Dataset records:
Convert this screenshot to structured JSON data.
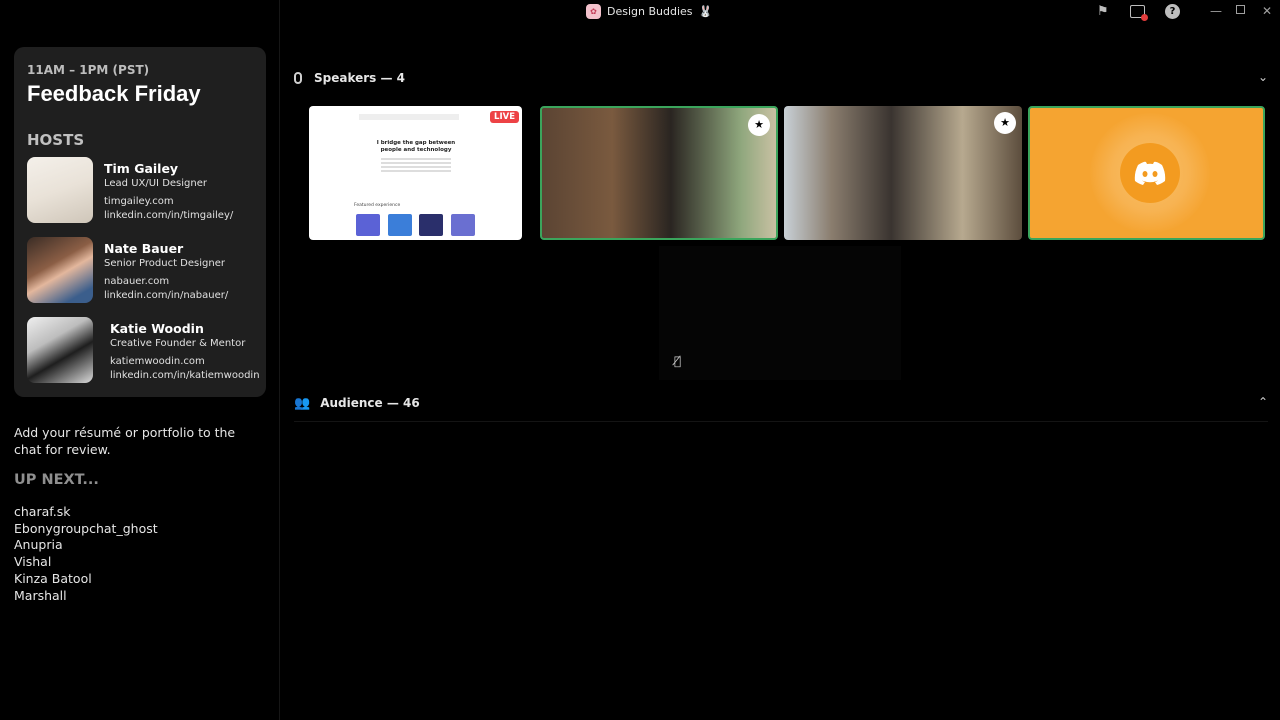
{
  "window": {
    "server_name": "Design Buddies",
    "server_emoji": "🐰"
  },
  "event": {
    "time": "11AM – 1PM (PST)",
    "title": "Feedback Friday",
    "hosts_label": "HOSTS",
    "hosts": [
      {
        "name": "Tim Gailey",
        "role": "Lead UX/UI Designer",
        "site": "timgailey.com",
        "linkedin": "linkedin.com/in/timgailey/"
      },
      {
        "name": "Nate Bauer",
        "role": "Senior Product Designer",
        "site": "nabauer.com",
        "linkedin": "linkedin.com/in/nabauer/"
      },
      {
        "name": "Katie Woodin",
        "role": "Creative Founder & Mentor",
        "site": "katiemwoodin.com",
        "linkedin": "linkedin.com/in/katiemwoodin"
      }
    ],
    "note": "Add your résumé or portfolio to the chat for review.",
    "up_next_label": "UP NEXT...",
    "queue": [
      "charaf.sk",
      "Ebonygroupchat_ghost",
      "Anupria",
      "Vishal",
      "Kinza Batool",
      "Marshall"
    ]
  },
  "stage": {
    "speakers_label": "Speakers — 4",
    "audience_label": "Audience — 46",
    "live_badge": "LIVE",
    "screen_share": {
      "headline": "I bridge the gap between people and technology",
      "section": "Featured experience"
    }
  },
  "colors": {
    "speaking_border": "#3ba55c",
    "live_red": "#ed4245",
    "discord_orange": "#f5a431"
  }
}
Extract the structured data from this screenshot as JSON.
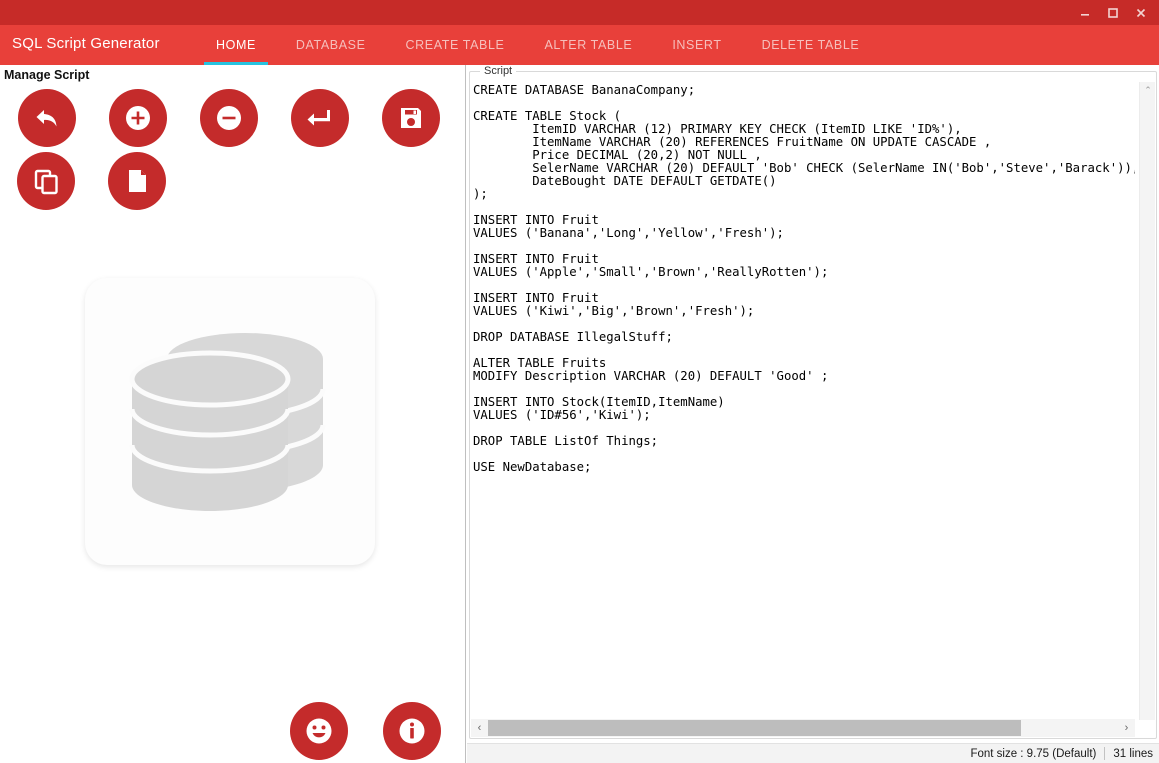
{
  "window": {
    "title_bar_color": "#c62b28",
    "nav_color": "#e8403a",
    "accent_underline": "#27c3e0",
    "icon_red": "#c42b2b",
    "controls": {
      "minimize": "minimize-icon",
      "maximize": "maximize-icon",
      "close": "close-icon"
    }
  },
  "header": {
    "brand": "SQL Script Generator",
    "tabs": [
      {
        "label": "HOME",
        "active": true
      },
      {
        "label": "DATABASE",
        "active": false
      },
      {
        "label": "CREATE TABLE",
        "active": false
      },
      {
        "label": "ALTER TABLE",
        "active": false
      },
      {
        "label": "INSERT",
        "active": false
      },
      {
        "label": "DELETE TABLE",
        "active": false
      }
    ]
  },
  "left_panel": {
    "section_title": "Manage Script",
    "buttons": [
      {
        "name": "undo-button",
        "icon": "undo-arrow-icon"
      },
      {
        "name": "add-button",
        "icon": "plus-circle-icon"
      },
      {
        "name": "remove-button",
        "icon": "minus-circle-icon"
      },
      {
        "name": "enter-button",
        "icon": "enter-arrow-icon"
      },
      {
        "name": "save-button",
        "icon": "floppy-disk-icon"
      },
      {
        "name": "copy-button",
        "icon": "copy-icon"
      },
      {
        "name": "new-file-button",
        "icon": "new-document-icon"
      }
    ],
    "illustration": "database-stack-icon",
    "bottom_buttons": [
      {
        "name": "smiley-button",
        "icon": "smiley-face-icon"
      },
      {
        "name": "info-button",
        "icon": "info-circle-icon"
      }
    ]
  },
  "script": {
    "groupbox_label": "Script",
    "content": "CREATE DATABASE BananaCompany;\n\nCREATE TABLE Stock (\n        ItemID VARCHAR (12) PRIMARY KEY CHECK (ItemID LIKE 'ID%'),\n        ItemName VARCHAR (20) REFERENCES FruitName ON UPDATE CASCADE ,\n        Price DECIMAL (20,2) NOT NULL ,\n        SelerName VARCHAR (20) DEFAULT 'Bob' CHECK (SelerName IN('Bob','Steve','Barack')),\n        DateBought DATE DEFAULT GETDATE()\n);\n\nINSERT INTO Fruit\nVALUES ('Banana','Long','Yellow','Fresh');\n\nINSERT INTO Fruit\nVALUES ('Apple','Small','Brown','ReallyRotten');\n\nINSERT INTO Fruit\nVALUES ('Kiwi','Big','Brown','Fresh');\n\nDROP DATABASE IllegalStuff;\n\nALTER TABLE Fruits\nMODIFY Description VARCHAR (20) DEFAULT 'Good' ;\n\nINSERT INTO Stock(ItemID,ItemName)\nVALUES ('ID#56','Kiwi');\n\nDROP TABLE ListOf Things;\n\nUSE NewDatabase;",
    "scroll": {
      "up_arrow": "⌃",
      "left_arrow": "‹",
      "right_arrow": "›"
    }
  },
  "statusbar": {
    "font_size": "Font size : 9.75 (Default)",
    "line_count": "31 lines"
  }
}
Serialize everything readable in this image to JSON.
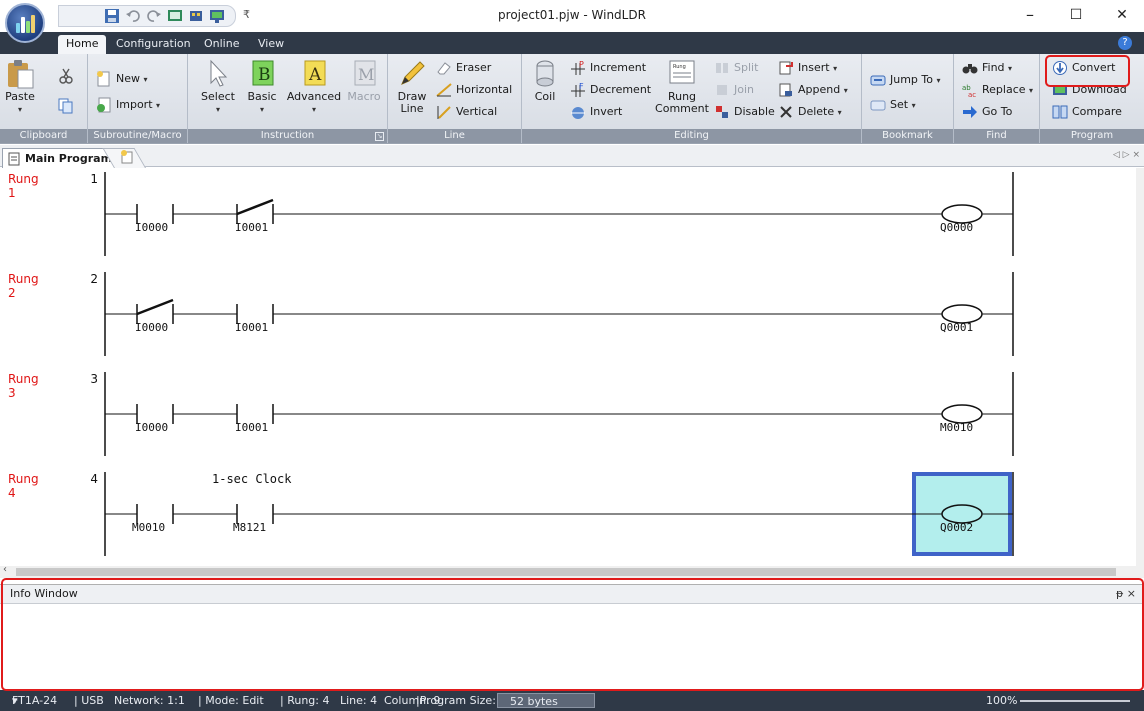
{
  "window": {
    "title": "project01.pjw - WindLDR",
    "minimize": "–",
    "maximize": "☐",
    "close": "✕",
    "qat_more": "₹"
  },
  "ribbon_tabs": [
    "Home",
    "Configuration",
    "Online",
    "View"
  ],
  "ribbon": {
    "clipboard": {
      "paste": "Paste",
      "label": "Clipboard"
    },
    "subroutine": {
      "new": "New",
      "import": "Import",
      "label": "Subroutine/Macro"
    },
    "instruction": {
      "select": "Select",
      "basic": "Basic",
      "advanced": "Advanced",
      "macro": "Macro",
      "label": "Instruction"
    },
    "line": {
      "draw_line_1": "Draw",
      "draw_line_2": "Line",
      "eraser": "Eraser",
      "horizontal": "Horizontal",
      "vertical": "Vertical",
      "label": "Line"
    },
    "editing": {
      "coil": "Coil",
      "increment": "Increment",
      "decrement": "Decrement",
      "invert": "Invert",
      "rung_comment_1": "Rung",
      "rung_comment_2": "Comment",
      "split": "Split",
      "join": "Join",
      "disable": "Disable",
      "insert": "Insert",
      "append": "Append",
      "delete": "Delete",
      "label": "Editing"
    },
    "bookmark": {
      "jump_to": "Jump To",
      "set": "Set",
      "label": "Bookmark"
    },
    "find": {
      "find": "Find",
      "replace": "Replace",
      "go_to": "Go To",
      "label": "Find"
    },
    "program": {
      "convert": "Convert",
      "download": "Download",
      "compare": "Compare",
      "label": "Program"
    }
  },
  "doc_tab": {
    "main": "Main Program",
    "scroll": "◁ ▷ ×"
  },
  "rungs": [
    {
      "label": "Rung",
      "num_below": "1",
      "num": "1",
      "contact1": "I0000",
      "contact2": "I0001",
      "coil": "Q0000",
      "c1_type": "NO",
      "c2_type": "NC"
    },
    {
      "label": "Rung",
      "num_below": "2",
      "num": "2",
      "contact1": "I0000",
      "contact2": "I0001",
      "coil": "Q0001",
      "c1_type": "NC",
      "c2_type": "NO"
    },
    {
      "label": "Rung",
      "num_below": "3",
      "num": "3",
      "contact1": "I0000",
      "contact2": "I0001",
      "coil": "M0010",
      "c1_type": "NO",
      "c2_type": "NO"
    },
    {
      "label": "Rung",
      "num_below": "4",
      "num": "4",
      "comment": "1-sec Clock",
      "contact1": "M0010",
      "contact2": "M8121",
      "coil": "Q0002",
      "c1_type": "NO",
      "c2_type": "NO"
    }
  ],
  "info_window": {
    "title": "Info Window",
    "pin": "ᵽ ×"
  },
  "status_bar": {
    "plc_model": "FT1A-24",
    "model_caret": "▾",
    "connection": "| USB",
    "network": "Network: 1:1",
    "mode": "| Mode: Edit",
    "rung": "| Rung: 4",
    "line": "Line: 4",
    "column": "Column: 9",
    "program_size_label": "|Program Size:",
    "program_size_value": "52 bytes",
    "zoom": "100%"
  },
  "colors": {
    "rung_label": "#e01515",
    "cursor_fill": "#b3eeed",
    "cursor_border": "#3f63c8",
    "highlight": "#e01b1b",
    "status_bg": "#2f3947"
  }
}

Instruction:
Print the entries above exactly, taking out only the pictures.

Response:
Convert this screenshot to structured JSON data.
{
  "window": {
    "server_name": "Design Buddies",
    "server_emoji": "🐰"
  },
  "event": {
    "time": "11AM – 1PM (PST)",
    "title": "Feedback Friday",
    "hosts_label": "HOSTS",
    "hosts": [
      {
        "name": "Tim Gailey",
        "role": "Lead UX/UI Designer",
        "site": "timgailey.com",
        "linkedin": "linkedin.com/in/timgailey/"
      },
      {
        "name": "Nate Bauer",
        "role": "Senior Product Designer",
        "site": "nabauer.com",
        "linkedin": "linkedin.com/in/nabauer/"
      },
      {
        "name": "Katie Woodin",
        "role": "Creative Founder & Mentor",
        "site": "katiemwoodin.com",
        "linkedin": "linkedin.com/in/katiemwoodin"
      }
    ],
    "note": "Add your résumé or portfolio to the chat for review.",
    "up_next_label": "UP NEXT...",
    "queue": [
      "charaf.sk",
      "Ebonygroupchat_ghost",
      "Anupria",
      "Vishal",
      "Kinza Batool",
      "Marshall"
    ]
  },
  "stage": {
    "speakers_label": "Speakers — 4",
    "audience_label": "Audience — 46",
    "live_badge": "LIVE",
    "screen_share": {
      "headline": "I bridge the gap between people and technology",
      "section": "Featured experience"
    }
  },
  "colors": {
    "speaking_border": "#3ba55c",
    "live_red": "#ed4245",
    "discord_orange": "#f5a431"
  }
}
Extract the structured data from this screenshot as JSON.
{
  "window": {
    "title_bar_color": "#c62b28",
    "nav_color": "#e8403a",
    "accent_underline": "#27c3e0",
    "icon_red": "#c42b2b",
    "controls": {
      "minimize": "minimize-icon",
      "maximize": "maximize-icon",
      "close": "close-icon"
    }
  },
  "header": {
    "brand": "SQL Script Generator",
    "tabs": [
      {
        "label": "HOME",
        "active": true
      },
      {
        "label": "DATABASE",
        "active": false
      },
      {
        "label": "CREATE TABLE",
        "active": false
      },
      {
        "label": "ALTER TABLE",
        "active": false
      },
      {
        "label": "INSERT",
        "active": false
      },
      {
        "label": "DELETE TABLE",
        "active": false
      }
    ]
  },
  "left_panel": {
    "section_title": "Manage Script",
    "buttons": [
      {
        "name": "undo-button",
        "icon": "undo-arrow-icon"
      },
      {
        "name": "add-button",
        "icon": "plus-circle-icon"
      },
      {
        "name": "remove-button",
        "icon": "minus-circle-icon"
      },
      {
        "name": "enter-button",
        "icon": "enter-arrow-icon"
      },
      {
        "name": "save-button",
        "icon": "floppy-disk-icon"
      },
      {
        "name": "copy-button",
        "icon": "copy-icon"
      },
      {
        "name": "new-file-button",
        "icon": "new-document-icon"
      }
    ],
    "illustration": "database-stack-icon",
    "bottom_buttons": [
      {
        "name": "smiley-button",
        "icon": "smiley-face-icon"
      },
      {
        "name": "info-button",
        "icon": "info-circle-icon"
      }
    ]
  },
  "script": {
    "groupbox_label": "Script",
    "content": "CREATE DATABASE BananaCompany;\n\nCREATE TABLE Stock (\n        ItemID VARCHAR (12) PRIMARY KEY CHECK (ItemID LIKE 'ID%'),\n        ItemName VARCHAR (20) REFERENCES FruitName ON UPDATE CASCADE ,\n        Price DECIMAL (20,2) NOT NULL ,\n        SelerName VARCHAR (20) DEFAULT 'Bob' CHECK (SelerName IN('Bob','Steve','Barack')),\n        DateBought DATE DEFAULT GETDATE()\n);\n\nINSERT INTO Fruit\nVALUES ('Banana','Long','Yellow','Fresh');\n\nINSERT INTO Fruit\nVALUES ('Apple','Small','Brown','ReallyRotten');\n\nINSERT INTO Fruit\nVALUES ('Kiwi','Big','Brown','Fresh');\n\nDROP DATABASE IllegalStuff;\n\nALTER TABLE Fruits\nMODIFY Description VARCHAR (20) DEFAULT 'Good' ;\n\nINSERT INTO Stock(ItemID,ItemName)\nVALUES ('ID#56','Kiwi');\n\nDROP TABLE ListOf Things;\n\nUSE NewDatabase;",
    "scroll": {
      "up_arrow": "⌃",
      "left_arrow": "‹",
      "right_arrow": "›"
    }
  },
  "statusbar": {
    "font_size": "Font size : 9.75 (Default)",
    "line_count": "31 lines"
  }
}
Serialize everything readable in this image to JSON.
{
  "window": {
    "title": "project01.pjw - WindLDR",
    "minimize": "–",
    "maximize": "☐",
    "close": "✕",
    "qat_more": "₹"
  },
  "ribbon_tabs": [
    "Home",
    "Configuration",
    "Online",
    "View"
  ],
  "ribbon": {
    "clipboard": {
      "paste": "Paste",
      "label": "Clipboard"
    },
    "subroutine": {
      "new": "New",
      "import": "Import",
      "label": "Subroutine/Macro"
    },
    "instruction": {
      "select": "Select",
      "basic": "Basic",
      "advanced": "Advanced",
      "macro": "Macro",
      "label": "Instruction"
    },
    "line": {
      "draw_line_1": "Draw",
      "draw_line_2": "Line",
      "eraser": "Eraser",
      "horizontal": "Horizontal",
      "vertical": "Vertical",
      "label": "Line"
    },
    "editing": {
      "coil": "Coil",
      "increment": "Increment",
      "decrement": "Decrement",
      "invert": "Invert",
      "rung_comment_1": "Rung",
      "rung_comment_2": "Comment",
      "split": "Split",
      "join": "Join",
      "disable": "Disable",
      "insert": "Insert",
      "append": "Append",
      "delete": "Delete",
      "label": "Editing"
    },
    "bookmark": {
      "jump_to": "Jump To",
      "set": "Set",
      "label": "Bookmark"
    },
    "find": {
      "find": "Find",
      "replace": "Replace",
      "go_to": "Go To",
      "label": "Find"
    },
    "program": {
      "convert": "Convert",
      "download": "Download",
      "compare": "Compare",
      "label": "Program"
    }
  },
  "doc_tab": {
    "main": "Main Program",
    "scroll": "◁ ▷ ×"
  },
  "rungs": [
    {
      "label": "Rung",
      "num_below": "1",
      "num": "1",
      "contact1": "I0000",
      "contact2": "I0001",
      "coil": "Q0000",
      "c1_type": "NO",
      "c2_type": "NC"
    },
    {
      "label": "Rung",
      "num_below": "2",
      "num": "2",
      "contact1": "I0000",
      "contact2": "I0001",
      "coil": "Q0001",
      "c1_type": "NC",
      "c2_type": "NO"
    },
    {
      "label": "Rung",
      "num_below": "3",
      "num": "3",
      "contact1": "I0000",
      "contact2": "I0001",
      "coil": "M0010",
      "c1_type": "NO",
      "c2_type": "NO"
    },
    {
      "label": "Rung",
      "num_below": "4",
      "num": "4",
      "comment": "1-sec Clock",
      "contact1": "M0010",
      "contact2": "M8121",
      "coil": "Q0002",
      "c1_type": "NO",
      "c2_type": "NO"
    }
  ],
  "info_window": {
    "title": "Info Window",
    "pin": "ᵽ ×"
  },
  "status_bar": {
    "plc_model": "FT1A-24",
    "model_caret": "▾",
    "connection": "| USB",
    "network": "Network: 1:1",
    "mode": "| Mode: Edit",
    "rung": "| Rung: 4",
    "line": "Line: 4",
    "column": "Column: 9",
    "program_size_label": "|Program Size:",
    "program_size_value": "52 bytes",
    "zoom": "100%"
  },
  "colors": {
    "rung_label": "#e01515",
    "cursor_fill": "#b3eeed",
    "cursor_border": "#3f63c8",
    "highlight": "#e01b1b",
    "status_bg": "#2f3947"
  }
}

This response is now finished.